— begin Extracted material —

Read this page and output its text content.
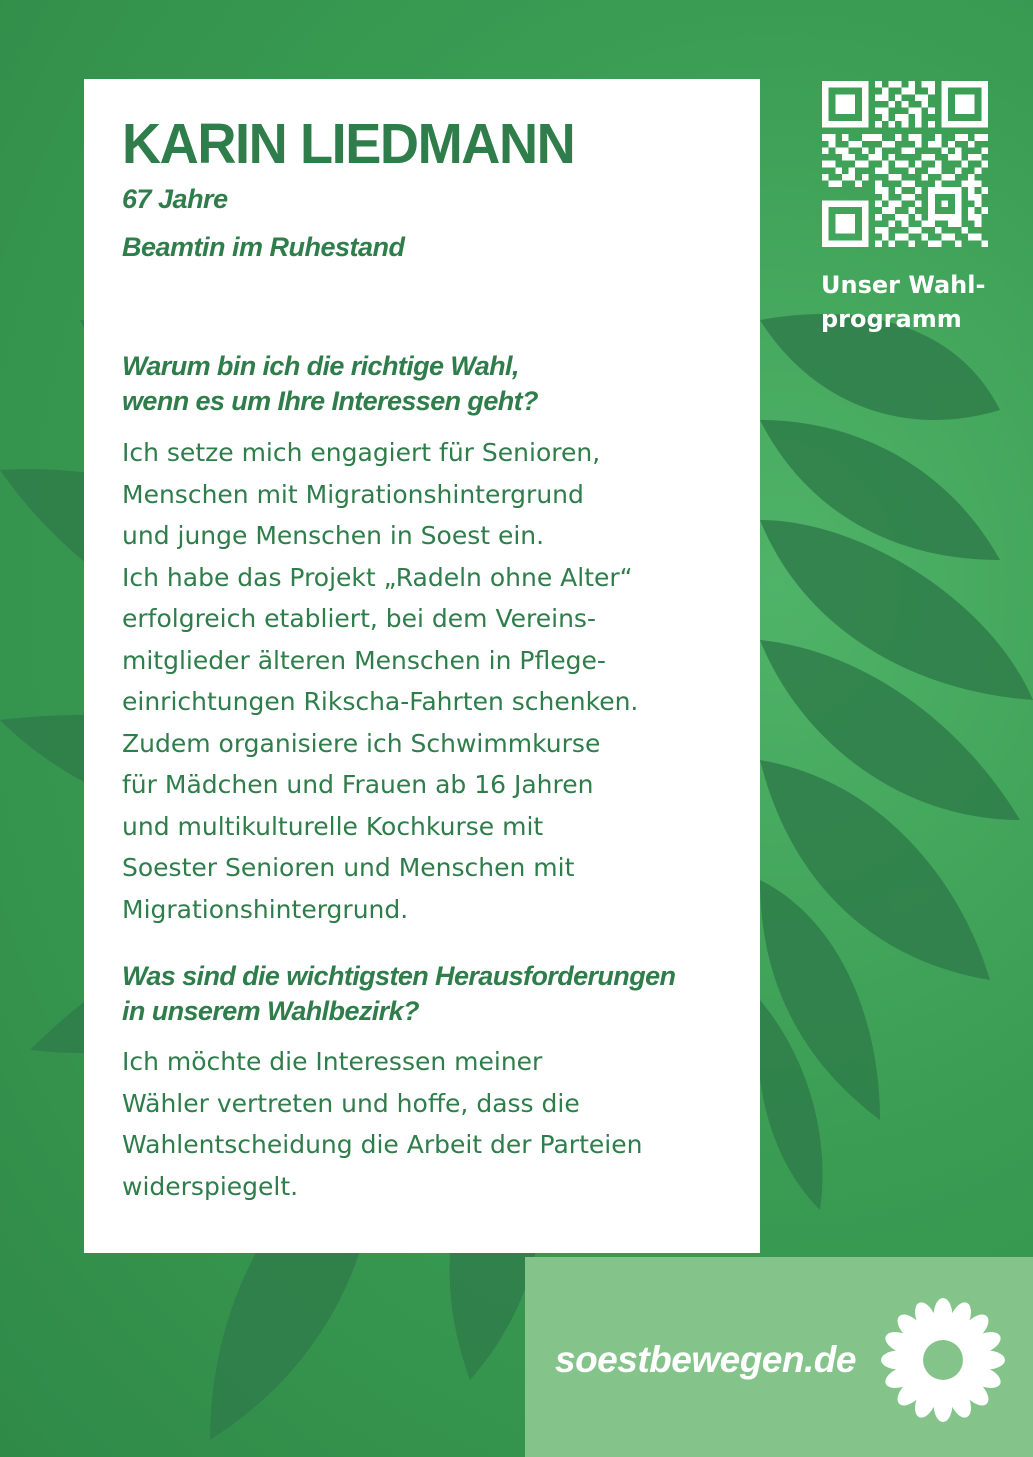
KARIN LIEDMANN

67 Jahre

Beamtin im Ruhestand

Warum bin ich die richtige Wahl,
wenn es um Ihre Interessen geht?
Ich setze mich engagiert für Senioren,
Menschen mit Migrationshintergrund
und junge Menschen in Soest ein.
Ich habe das Projekt „Radeln ohne Alter“
erfolgreich etabliert, bei dem Vereins-
mitglieder älteren Menschen in Pflege-
einrichtungen Rikscha-Fahrten schenken.
Zudem organisiere ich Schwimmkurse
für Mädchen und Frauen ab 16 Jahren
und multikulturelle Kochkurse mit
Soester Senioren und Menschen mit
Migrationshintergrund.
Was sind die wichtigsten Herausforderungen
in unserem Wahlbezirk?
Ich möchte die Interessen meiner
Wähler vertreten und hoffe, dass die
Wahlentscheidung die Arbeit der Parteien
widerspiegelt.

Unser Wahl-
programm

soestbewegen.de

— end Extracted material —

▶ [Exercise requirements]: Quote every record above exactly, leaving out the pictures.

▶ [Response to the task]:
Read this page and output its text content.
KARIN LIEDMANN

67 Jahre

Beamtin im Ruhestand

Warum bin ich die richtige Wahl,
wenn es um Ihre Interessen geht?
Ich setze mich engagiert für Senioren,
Menschen mit Migrationshintergrund
und junge Menschen in Soest ein.
Ich habe das Projekt „Radeln ohne Alter“
erfolgreich etabliert, bei dem Vereins-
mitglieder älteren Menschen in Pflege-
einrichtungen Rikscha-Fahrten schenken.
Zudem organisiere ich Schwimmkurse
für Mädchen und Frauen ab 16 Jahren
und multikulturelle Kochkurse mit
Soester Senioren und Menschen mit
Migrationshintergrund.
Was sind die wichtigsten Herausforderungen
in unserem Wahlbezirk?
Ich möchte die Interessen meiner
Wähler vertreten und hoffe, dass die
Wahlentscheidung die Arbeit der Parteien
widerspiegelt.

Unser Wahl-
programm

soestbewegen.de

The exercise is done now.